[Extracted data entries]
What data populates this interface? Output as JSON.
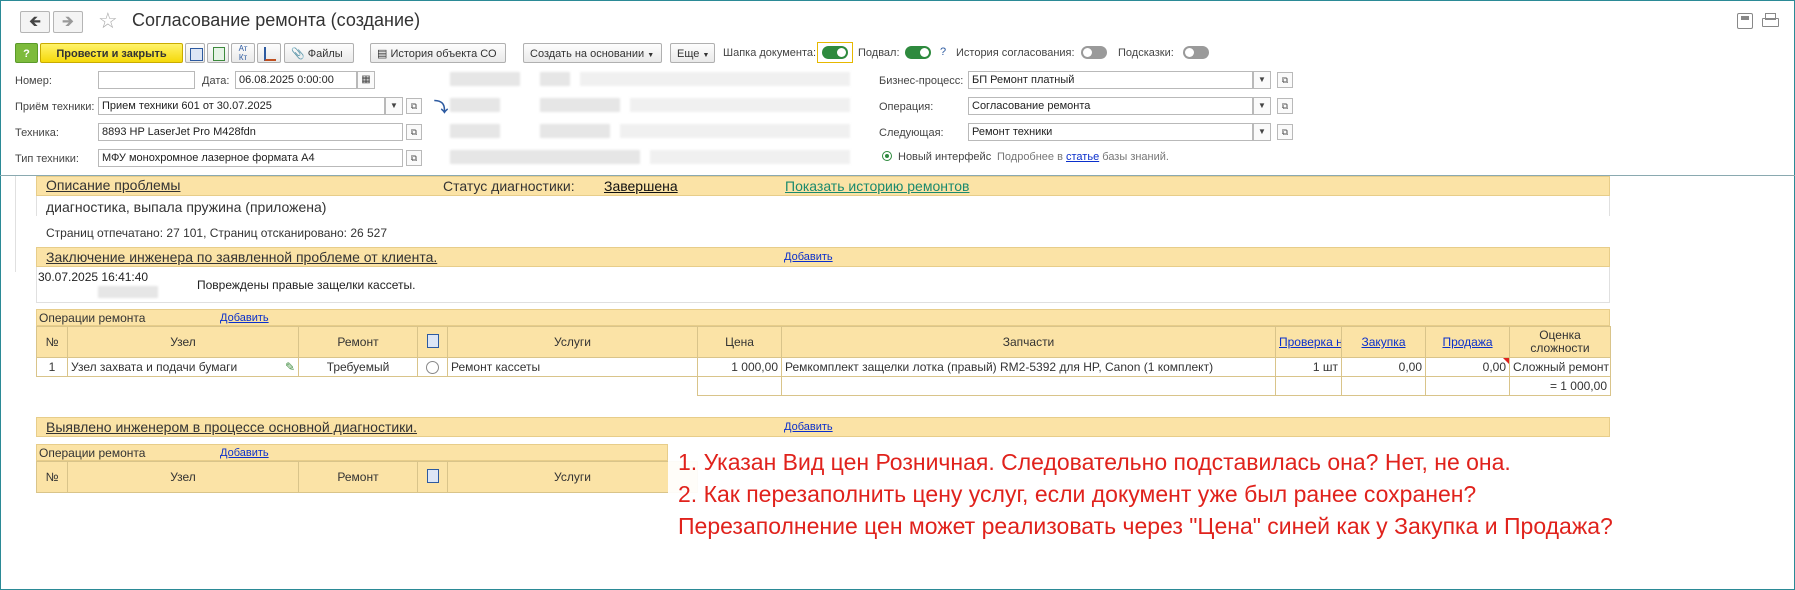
{
  "header": {
    "title": "Согласование ремонта (создание)",
    "back_icon": "arrow-left-icon",
    "forward_icon": "arrow-right-icon",
    "star_icon": "star-icon",
    "save_icon": "save-icon",
    "print_icon": "printer-icon"
  },
  "toolbar": {
    "help_label": "?",
    "post_close_label": "Провести и закрыть",
    "files_label": "Файлы",
    "history_object_label": "История объекта СО",
    "create_basis_label": "Создать на основании",
    "more_label": "Еще",
    "doc_header_label": "Шапка документа:",
    "footer_label": "Подвал:",
    "question_label": "?",
    "approval_history_label": "История согласования:",
    "hints_label": "Подсказки:",
    "doc_header_on": true,
    "footer_on": true,
    "approval_history_on": false,
    "hints_on": false
  },
  "form": {
    "number_label": "Номер:",
    "number_value": "",
    "date_label": "Дата:",
    "date_value": "06.08.2025  0:00:00",
    "reception_label": "Приём техники:",
    "reception_value": "Прием техники 601 от 30.07.2025",
    "equipment_label": "Техника:",
    "equipment_value": "8893 HP LaserJet Pro M428fdn",
    "equipment_type_label": "Тип техники:",
    "equipment_type_value": "МФУ монохромное лазерное формата A4",
    "bp_label": "Бизнес-процесс:",
    "bp_value": "БП Ремонт платный",
    "operation_label": "Операция:",
    "operation_value": "Согласование ремонта",
    "next_label": "Следующая:",
    "next_value": "Ремонт техники",
    "new_interface_label": "Новый интерфейс",
    "kb_prefix": "Подробнее в",
    "kb_link": "статье",
    "kb_suffix": "базы знаний."
  },
  "problem": {
    "title": "Описание проблемы",
    "status_label": "Статус диагностики:",
    "status_value": "Завершена",
    "history_link": "Показать историю ремонтов",
    "description": "диагностика, выпала пружина (приложена)",
    "counters": "Страниц отпечатано: 27 101, Страниц отсканировано: 26 527"
  },
  "conclusion": {
    "title": "Заключение инженера по заявленной проблеме от клиента.",
    "add_link": "Добавить",
    "timestamp": "30.07.2025 16:41:40",
    "text": "Повреждены правые защелки кассеты."
  },
  "repair_ops": {
    "title": "Операции ремонта",
    "add_link": "Добавить",
    "columns": {
      "num": "№",
      "node": "Узел",
      "repair": "Ремонт",
      "services": "Услуги",
      "price": "Цена",
      "parts": "Запчасти",
      "availability": "Проверка наличия",
      "purchase": "Закупка",
      "sale": "Продажа",
      "complexity": "Оценка сложности"
    },
    "rows": [
      {
        "num": "1",
        "node": "Узел захвата и подачи бумаги",
        "repair": "Требуемый",
        "services": "Ремонт кассеты",
        "price": "1 000,00",
        "parts": "Ремкомплект защелки лотка (правый) RM2-5392 для HP, Canon (1 комплект)",
        "availability": "1 шт",
        "purchase": "0,00",
        "sale": "0,00",
        "complexity": "Сложный ремонт"
      }
    ],
    "total": "= 1 000,00"
  },
  "found": {
    "title": "Выявлено инженером в процессе основной диагностики.",
    "add_link": "Добавить",
    "ops_title": "Операции ремонта",
    "ops_add_link": "Добавить",
    "columns": {
      "num": "№",
      "node": "Узел",
      "repair": "Ремонт",
      "services": "Услуги"
    }
  },
  "annotation": {
    "line1": "1. Указан Вид цен Розничная. Следовательно подставилась она? Нет, не она.",
    "line2": "2. Как перезаполнить цену услуг, если документ уже был ранее сохранен?",
    "line3": "Перезаполнение цен может реализовать через \"Цена\" синей как у Закупка и Продажа?",
    "color": "#e0221c"
  },
  "colors": {
    "section_bg": "#fbe3a6",
    "primary_button": "#f5d90a",
    "toggle_on": "#2e8a3e",
    "link": "#0a2fcc"
  }
}
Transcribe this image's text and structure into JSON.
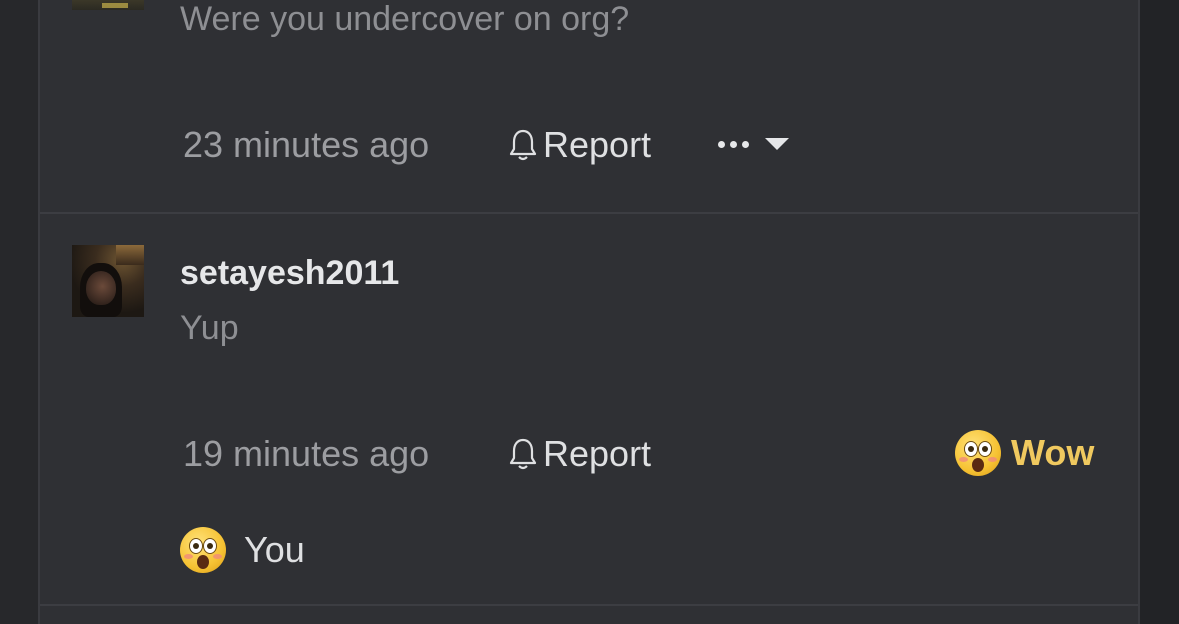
{
  "comments": [
    {
      "message": "Were you undercover on org?",
      "timestamp": "23 minutes ago",
      "report_label": "Report"
    },
    {
      "username": "setayesh2011",
      "message": "Yup",
      "timestamp": "19 minutes ago",
      "report_label": "Report",
      "reaction": {
        "icon": "astonished-face-emoji",
        "label": "Wow"
      },
      "reacted_by": {
        "icon": "astonished-face-emoji",
        "label": "You"
      }
    }
  ],
  "colors": {
    "background": "#2f3034",
    "reaction_accent": "#f0c95f",
    "muted_text": "#8e8f93"
  }
}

- _What the task asks_: From the listing above, print every entry precisely and drop the pictures.

- _Result of the task_:
What data populates this interface? Output as JSON.
{
  "header": {
    "title": "Согласование ремонта (создание)",
    "back_icon": "arrow-left-icon",
    "forward_icon": "arrow-right-icon",
    "star_icon": "star-icon",
    "save_icon": "save-icon",
    "print_icon": "printer-icon"
  },
  "toolbar": {
    "help_label": "?",
    "post_close_label": "Провести и закрыть",
    "files_label": "Файлы",
    "history_object_label": "История объекта СО",
    "create_basis_label": "Создать на основании",
    "more_label": "Еще",
    "doc_header_label": "Шапка документа:",
    "footer_label": "Подвал:",
    "question_label": "?",
    "approval_history_label": "История согласования:",
    "hints_label": "Подсказки:",
    "doc_header_on": true,
    "footer_on": true,
    "approval_history_on": false,
    "hints_on": false
  },
  "form": {
    "number_label": "Номер:",
    "number_value": "",
    "date_label": "Дата:",
    "date_value": "06.08.2025  0:00:00",
    "reception_label": "Приём техники:",
    "reception_value": "Прием техники 601 от 30.07.2025",
    "equipment_label": "Техника:",
    "equipment_value": "8893 HP LaserJet Pro M428fdn",
    "equipment_type_label": "Тип техники:",
    "equipment_type_value": "МФУ монохромное лазерное формата A4",
    "bp_label": "Бизнес-процесс:",
    "bp_value": "БП Ремонт платный",
    "operation_label": "Операция:",
    "operation_value": "Согласование ремонта",
    "next_label": "Следующая:",
    "next_value": "Ремонт техники",
    "new_interface_label": "Новый интерфейс",
    "kb_prefix": "Подробнее в",
    "kb_link": "статье",
    "kb_suffix": "базы знаний."
  },
  "problem": {
    "title": "Описание проблемы",
    "status_label": "Статус диагностики:",
    "status_value": "Завершена",
    "history_link": "Показать историю ремонтов",
    "description": "диагностика, выпала пружина (приложена)",
    "counters": "Страниц отпечатано: 27 101, Страниц отсканировано: 26 527"
  },
  "conclusion": {
    "title": "Заключение инженера по заявленной проблеме от клиента.",
    "add_link": "Добавить",
    "timestamp": "30.07.2025 16:41:40",
    "text": "Повреждены правые защелки кассеты."
  },
  "repair_ops": {
    "title": "Операции ремонта",
    "add_link": "Добавить",
    "columns": {
      "num": "№",
      "node": "Узел",
      "repair": "Ремонт",
      "services": "Услуги",
      "price": "Цена",
      "parts": "Запчасти",
      "availability": "Проверка наличия",
      "purchase": "Закупка",
      "sale": "Продажа",
      "complexity": "Оценка сложности"
    },
    "rows": [
      {
        "num": "1",
        "node": "Узел захвата и подачи бумаги",
        "repair": "Требуемый",
        "services": "Ремонт кассеты",
        "price": "1 000,00",
        "parts": "Ремкомплект защелки лотка (правый) RM2-5392 для HP, Canon (1 комплект)",
        "availability": "1 шт",
        "purchase": "0,00",
        "sale": "0,00",
        "complexity": "Сложный ремонт"
      }
    ],
    "total": "= 1 000,00"
  },
  "found": {
    "title": "Выявлено инженером в процессе основной диагностики.",
    "add_link": "Добавить",
    "ops_title": "Операции ремонта",
    "ops_add_link": "Добавить",
    "columns": {
      "num": "№",
      "node": "Узел",
      "repair": "Ремонт",
      "services": "Услуги"
    }
  },
  "annotation": {
    "line1": "1. Указан Вид цен Розничная. Следовательно подставилась она? Нет, не она.",
    "line2": "2. Как перезаполнить цену услуг, если документ уже был ранее сохранен?",
    "line3": "Перезаполнение цен может реализовать через \"Цена\" синей как у Закупка и Продажа?",
    "color": "#e0221c"
  },
  "colors": {
    "section_bg": "#fbe3a6",
    "primary_button": "#f5d90a",
    "toggle_on": "#2e8a3e",
    "link": "#0a2fcc"
  }
}
Transcribe this image's text and structure into JSON.
{
  "comments": [
    {
      "message": "Were you undercover on org?",
      "timestamp": "23 minutes ago",
      "report_label": "Report"
    },
    {
      "username": "setayesh2011",
      "message": "Yup",
      "timestamp": "19 minutes ago",
      "report_label": "Report",
      "reaction": {
        "icon": "astonished-face-emoji",
        "label": "Wow"
      },
      "reacted_by": {
        "icon": "astonished-face-emoji",
        "label": "You"
      }
    }
  ],
  "colors": {
    "background": "#2f3034",
    "reaction_accent": "#f0c95f",
    "muted_text": "#8e8f93"
  }
}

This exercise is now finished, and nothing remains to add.